* _DATA SHOWN_
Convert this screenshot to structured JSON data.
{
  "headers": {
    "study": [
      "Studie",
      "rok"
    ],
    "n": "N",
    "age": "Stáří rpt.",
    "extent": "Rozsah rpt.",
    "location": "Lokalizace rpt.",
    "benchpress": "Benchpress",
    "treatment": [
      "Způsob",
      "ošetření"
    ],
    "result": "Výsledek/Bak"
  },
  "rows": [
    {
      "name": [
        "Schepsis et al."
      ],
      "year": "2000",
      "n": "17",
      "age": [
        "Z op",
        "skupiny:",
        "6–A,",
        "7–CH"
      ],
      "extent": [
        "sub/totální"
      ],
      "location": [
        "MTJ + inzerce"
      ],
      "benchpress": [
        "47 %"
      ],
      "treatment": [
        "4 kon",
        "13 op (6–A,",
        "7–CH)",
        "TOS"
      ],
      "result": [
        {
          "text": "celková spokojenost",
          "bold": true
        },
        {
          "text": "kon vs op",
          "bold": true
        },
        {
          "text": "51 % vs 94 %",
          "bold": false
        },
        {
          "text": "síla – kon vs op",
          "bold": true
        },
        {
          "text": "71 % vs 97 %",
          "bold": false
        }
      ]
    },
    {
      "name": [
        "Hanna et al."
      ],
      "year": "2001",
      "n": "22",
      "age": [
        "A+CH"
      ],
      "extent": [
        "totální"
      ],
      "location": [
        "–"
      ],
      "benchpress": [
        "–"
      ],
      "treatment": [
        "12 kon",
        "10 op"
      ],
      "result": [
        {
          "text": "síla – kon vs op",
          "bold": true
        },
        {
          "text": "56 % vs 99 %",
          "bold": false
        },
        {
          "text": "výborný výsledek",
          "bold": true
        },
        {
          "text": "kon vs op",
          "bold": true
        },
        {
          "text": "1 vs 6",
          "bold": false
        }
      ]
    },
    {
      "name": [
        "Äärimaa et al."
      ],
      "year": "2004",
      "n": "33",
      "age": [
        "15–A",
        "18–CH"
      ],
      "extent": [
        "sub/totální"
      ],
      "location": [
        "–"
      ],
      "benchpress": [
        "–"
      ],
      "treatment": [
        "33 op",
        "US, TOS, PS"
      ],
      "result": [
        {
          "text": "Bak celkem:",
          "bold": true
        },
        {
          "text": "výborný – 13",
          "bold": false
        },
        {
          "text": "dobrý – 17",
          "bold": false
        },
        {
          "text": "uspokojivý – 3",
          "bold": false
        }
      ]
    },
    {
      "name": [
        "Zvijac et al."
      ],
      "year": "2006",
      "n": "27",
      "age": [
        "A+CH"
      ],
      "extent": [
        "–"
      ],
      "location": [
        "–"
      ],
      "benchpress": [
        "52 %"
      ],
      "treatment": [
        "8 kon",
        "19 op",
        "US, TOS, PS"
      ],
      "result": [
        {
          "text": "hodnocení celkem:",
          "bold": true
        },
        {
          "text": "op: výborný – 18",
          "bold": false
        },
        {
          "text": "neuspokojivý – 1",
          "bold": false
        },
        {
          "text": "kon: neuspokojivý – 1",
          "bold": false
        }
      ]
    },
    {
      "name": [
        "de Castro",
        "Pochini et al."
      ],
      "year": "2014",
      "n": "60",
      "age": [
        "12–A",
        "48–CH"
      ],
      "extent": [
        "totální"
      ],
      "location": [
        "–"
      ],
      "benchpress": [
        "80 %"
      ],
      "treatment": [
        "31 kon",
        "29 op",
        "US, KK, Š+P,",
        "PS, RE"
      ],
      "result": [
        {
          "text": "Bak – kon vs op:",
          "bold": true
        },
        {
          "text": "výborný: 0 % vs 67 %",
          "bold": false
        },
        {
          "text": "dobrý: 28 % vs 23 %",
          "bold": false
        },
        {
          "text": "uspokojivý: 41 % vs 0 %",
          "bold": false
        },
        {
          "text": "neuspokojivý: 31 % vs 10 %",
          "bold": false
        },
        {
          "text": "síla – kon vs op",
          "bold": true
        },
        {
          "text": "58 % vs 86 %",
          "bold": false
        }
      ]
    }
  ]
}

* _CHALLENGE_
Extract the complete set of records unchanged.

* _EXERCISE RESPONSE_
Convert this screenshot to structured JSON data.
{
  "headers": {
    "study": [
      "Studie",
      "rok"
    ],
    "n": "N",
    "age": "Stáří rpt.",
    "extent": "Rozsah rpt.",
    "location": "Lokalizace rpt.",
    "benchpress": "Benchpress",
    "treatment": [
      "Způsob",
      "ošetření"
    ],
    "result": "Výsledek/Bak"
  },
  "rows": [
    {
      "name": [
        "Schepsis et al."
      ],
      "year": "2000",
      "n": "17",
      "age": [
        "Z op",
        "skupiny:",
        "6–A,",
        "7–CH"
      ],
      "extent": [
        "sub/totální"
      ],
      "location": [
        "MTJ + inzerce"
      ],
      "benchpress": [
        "47 %"
      ],
      "treatment": [
        "4 kon",
        "13 op (6–A,",
        "7–CH)",
        "TOS"
      ],
      "result": [
        {
          "text": "celková spokojenost",
          "bold": true
        },
        {
          "text": "kon vs op",
          "bold": true
        },
        {
          "text": "51 % vs 94 %",
          "bold": false
        },
        {
          "text": "síla – kon vs op",
          "bold": true
        },
        {
          "text": "71 % vs 97 %",
          "bold": false
        }
      ]
    },
    {
      "name": [
        "Hanna et al."
      ],
      "year": "2001",
      "n": "22",
      "age": [
        "A+CH"
      ],
      "extent": [
        "totální"
      ],
      "location": [
        "–"
      ],
      "benchpress": [
        "–"
      ],
      "treatment": [
        "12 kon",
        "10 op"
      ],
      "result": [
        {
          "text": "síla – kon vs op",
          "bold": true
        },
        {
          "text": "56 % vs 99 %",
          "bold": false
        },
        {
          "text": "výborný výsledek",
          "bold": true
        },
        {
          "text": "kon vs op",
          "bold": true
        },
        {
          "text": "1 vs 6",
          "bold": false
        }
      ]
    },
    {
      "name": [
        "Äärimaa et al."
      ],
      "year": "2004",
      "n": "33",
      "age": [
        "15–A",
        "18–CH"
      ],
      "extent": [
        "sub/totální"
      ],
      "location": [
        "–"
      ],
      "benchpress": [
        "–"
      ],
      "treatment": [
        "33 op",
        "US, TOS, PS"
      ],
      "result": [
        {
          "text": "Bak celkem:",
          "bold": true
        },
        {
          "text": "výborný – 13",
          "bold": false
        },
        {
          "text": "dobrý – 17",
          "bold": false
        },
        {
          "text": "uspokojivý – 3",
          "bold": false
        }
      ]
    },
    {
      "name": [
        "Zvijac et al."
      ],
      "year": "2006",
      "n": "27",
      "age": [
        "A+CH"
      ],
      "extent": [
        "–"
      ],
      "location": [
        "–"
      ],
      "benchpress": [
        "52 %"
      ],
      "treatment": [
        "8 kon",
        "19 op",
        "US, TOS, PS"
      ],
      "result": [
        {
          "text": "hodnocení celkem:",
          "bold": true
        },
        {
          "text": "op: výborný – 18",
          "bold": false
        },
        {
          "text": "neuspokojivý – 1",
          "bold": false
        },
        {
          "text": "kon: neuspokojivý – 1",
          "bold": false
        }
      ]
    },
    {
      "name": [
        "de Castro",
        "Pochini et al."
      ],
      "year": "2014",
      "n": "60",
      "age": [
        "12–A",
        "48–CH"
      ],
      "extent": [
        "totální"
      ],
      "location": [
        "–"
      ],
      "benchpress": [
        "80 %"
      ],
      "treatment": [
        "31 kon",
        "29 op",
        "US, KK, Š+P,",
        "PS, RE"
      ],
      "result": [
        {
          "text": "Bak – kon vs op:",
          "bold": true
        },
        {
          "text": "výborný: 0 % vs 67 %",
          "bold": false
        },
        {
          "text": "dobrý: 28 % vs 23 %",
          "bold": false
        },
        {
          "text": "uspokojivý: 41 % vs 0 %",
          "bold": false
        },
        {
          "text": "neuspokojivý: 31 % vs 10 %",
          "bold": false
        },
        {
          "text": "síla – kon vs op",
          "bold": true
        },
        {
          "text": "58 % vs 86 %",
          "bold": false
        }
      ]
    }
  ]
}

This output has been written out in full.